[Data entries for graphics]
◆ ◆ ◆ ◆

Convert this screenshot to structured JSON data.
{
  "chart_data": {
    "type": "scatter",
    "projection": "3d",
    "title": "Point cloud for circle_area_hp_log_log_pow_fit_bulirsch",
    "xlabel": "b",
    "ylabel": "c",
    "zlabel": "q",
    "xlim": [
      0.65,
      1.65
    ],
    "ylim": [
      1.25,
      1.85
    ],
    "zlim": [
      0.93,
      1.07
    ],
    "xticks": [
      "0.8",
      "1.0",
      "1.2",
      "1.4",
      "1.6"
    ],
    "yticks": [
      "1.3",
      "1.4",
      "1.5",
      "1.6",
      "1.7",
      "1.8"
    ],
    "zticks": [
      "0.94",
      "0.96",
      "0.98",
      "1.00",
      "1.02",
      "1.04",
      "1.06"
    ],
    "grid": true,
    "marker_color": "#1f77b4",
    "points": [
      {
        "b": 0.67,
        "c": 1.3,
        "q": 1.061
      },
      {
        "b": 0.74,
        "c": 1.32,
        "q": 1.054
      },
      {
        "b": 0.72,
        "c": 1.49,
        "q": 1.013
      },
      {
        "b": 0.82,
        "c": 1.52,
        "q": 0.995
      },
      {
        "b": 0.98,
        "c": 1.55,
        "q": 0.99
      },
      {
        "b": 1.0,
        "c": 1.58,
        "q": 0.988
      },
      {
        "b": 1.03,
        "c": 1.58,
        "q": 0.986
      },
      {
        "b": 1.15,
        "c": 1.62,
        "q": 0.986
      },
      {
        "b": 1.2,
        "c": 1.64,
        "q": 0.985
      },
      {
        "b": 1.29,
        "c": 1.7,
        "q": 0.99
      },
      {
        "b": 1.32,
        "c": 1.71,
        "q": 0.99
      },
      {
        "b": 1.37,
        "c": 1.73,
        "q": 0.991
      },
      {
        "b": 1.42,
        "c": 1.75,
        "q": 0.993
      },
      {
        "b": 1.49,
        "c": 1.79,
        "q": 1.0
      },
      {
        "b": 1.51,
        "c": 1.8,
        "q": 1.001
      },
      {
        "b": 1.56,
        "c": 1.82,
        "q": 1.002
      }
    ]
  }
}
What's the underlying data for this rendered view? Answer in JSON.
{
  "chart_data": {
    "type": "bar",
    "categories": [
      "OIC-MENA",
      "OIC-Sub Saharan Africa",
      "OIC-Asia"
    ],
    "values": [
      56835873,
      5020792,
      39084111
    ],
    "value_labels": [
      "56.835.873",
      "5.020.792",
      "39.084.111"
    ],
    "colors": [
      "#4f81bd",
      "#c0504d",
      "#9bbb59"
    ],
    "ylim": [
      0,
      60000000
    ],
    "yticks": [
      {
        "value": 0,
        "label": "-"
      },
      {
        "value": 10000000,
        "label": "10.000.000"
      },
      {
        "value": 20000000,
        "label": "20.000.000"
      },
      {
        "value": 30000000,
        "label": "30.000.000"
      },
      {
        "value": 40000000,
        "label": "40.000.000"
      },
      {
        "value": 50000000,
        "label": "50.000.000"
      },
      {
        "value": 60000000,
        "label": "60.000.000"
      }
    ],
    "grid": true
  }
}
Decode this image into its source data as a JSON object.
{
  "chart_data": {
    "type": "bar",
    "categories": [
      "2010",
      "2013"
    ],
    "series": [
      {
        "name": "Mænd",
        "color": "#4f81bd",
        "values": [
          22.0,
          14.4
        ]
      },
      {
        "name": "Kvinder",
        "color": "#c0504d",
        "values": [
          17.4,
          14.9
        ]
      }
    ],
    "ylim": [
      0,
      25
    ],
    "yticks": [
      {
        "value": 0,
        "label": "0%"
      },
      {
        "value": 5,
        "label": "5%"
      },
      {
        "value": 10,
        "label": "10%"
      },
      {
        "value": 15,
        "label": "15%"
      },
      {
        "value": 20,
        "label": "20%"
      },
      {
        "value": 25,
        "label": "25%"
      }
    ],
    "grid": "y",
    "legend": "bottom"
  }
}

◆ ◆ ◆ ◆

Copy out the full set of records precisely, leaving nothing out.

Convert this screenshot to structured JSON data.
{
  "chart_data": {
    "type": "scatter",
    "projection": "3d",
    "title": "Point cloud for circle_area_hp_log_log_pow_fit_bulirsch",
    "xlabel": "b",
    "ylabel": "c",
    "zlabel": "q",
    "xlim": [
      0.65,
      1.65
    ],
    "ylim": [
      1.25,
      1.85
    ],
    "zlim": [
      0.93,
      1.07
    ],
    "xticks": [
      "0.8",
      "1.0",
      "1.2",
      "1.4",
      "1.6"
    ],
    "yticks": [
      "1.3",
      "1.4",
      "1.5",
      "1.6",
      "1.7",
      "1.8"
    ],
    "zticks": [
      "0.94",
      "0.96",
      "0.98",
      "1.00",
      "1.02",
      "1.04",
      "1.06"
    ],
    "grid": true,
    "marker_color": "#1f77b4",
    "points": [
      {
        "b": 0.67,
        "c": 1.3,
        "q": 1.061
      },
      {
        "b": 0.74,
        "c": 1.32,
        "q": 1.054
      },
      {
        "b": 0.72,
        "c": 1.49,
        "q": 1.013
      },
      {
        "b": 0.82,
        "c": 1.52,
        "q": 0.995
      },
      {
        "b": 0.98,
        "c": 1.55,
        "q": 0.99
      },
      {
        "b": 1.0,
        "c": 1.58,
        "q": 0.988
      },
      {
        "b": 1.03,
        "c": 1.58,
        "q": 0.986
      },
      {
        "b": 1.15,
        "c": 1.62,
        "q": 0.986
      },
      {
        "b": 1.2,
        "c": 1.64,
        "q": 0.985
      },
      {
        "b": 1.29,
        "c": 1.7,
        "q": 0.99
      },
      {
        "b": 1.32,
        "c": 1.71,
        "q": 0.99
      },
      {
        "b": 1.37,
        "c": 1.73,
        "q": 0.991
      },
      {
        "b": 1.42,
        "c": 1.75,
        "q": 0.993
      },
      {
        "b": 1.49,
        "c": 1.79,
        "q": 1.0
      },
      {
        "b": 1.51,
        "c": 1.8,
        "q": 1.001
      },
      {
        "b": 1.56,
        "c": 1.82,
        "q": 1.002
      }
    ]
  }
}
What's the underlying data for this rendered view? Answer in JSON.
{
  "chart_data": {
    "type": "bar",
    "categories": [
      "OIC-MENA",
      "OIC-Sub Saharan Africa",
      "OIC-Asia"
    ],
    "values": [
      56835873,
      5020792,
      39084111
    ],
    "value_labels": [
      "56.835.873",
      "5.020.792",
      "39.084.111"
    ],
    "colors": [
      "#4f81bd",
      "#c0504d",
      "#9bbb59"
    ],
    "ylim": [
      0,
      60000000
    ],
    "yticks": [
      {
        "value": 0,
        "label": "-"
      },
      {
        "value": 10000000,
        "label": "10.000.000"
      },
      {
        "value": 20000000,
        "label": "20.000.000"
      },
      {
        "value": 30000000,
        "label": "30.000.000"
      },
      {
        "value": 40000000,
        "label": "40.000.000"
      },
      {
        "value": 50000000,
        "label": "50.000.000"
      },
      {
        "value": 60000000,
        "label": "60.000.000"
      }
    ],
    "grid": true
  }
}
Decode this image into its source data as a JSON object.
{
  "chart_data": {
    "type": "bar",
    "categories": [
      "2010",
      "2013"
    ],
    "series": [
      {
        "name": "Mænd",
        "color": "#4f81bd",
        "values": [
          22.0,
          14.4
        ]
      },
      {
        "name": "Kvinder",
        "color": "#c0504d",
        "values": [
          17.4,
          14.9
        ]
      }
    ],
    "ylim": [
      0,
      25
    ],
    "yticks": [
      {
        "value": 0,
        "label": "0%"
      },
      {
        "value": 5,
        "label": "5%"
      },
      {
        "value": 10,
        "label": "10%"
      },
      {
        "value": 15,
        "label": "15%"
      },
      {
        "value": 20,
        "label": "20%"
      },
      {
        "value": 25,
        "label": "25%"
      }
    ],
    "grid": "y",
    "legend": "bottom"
  }
}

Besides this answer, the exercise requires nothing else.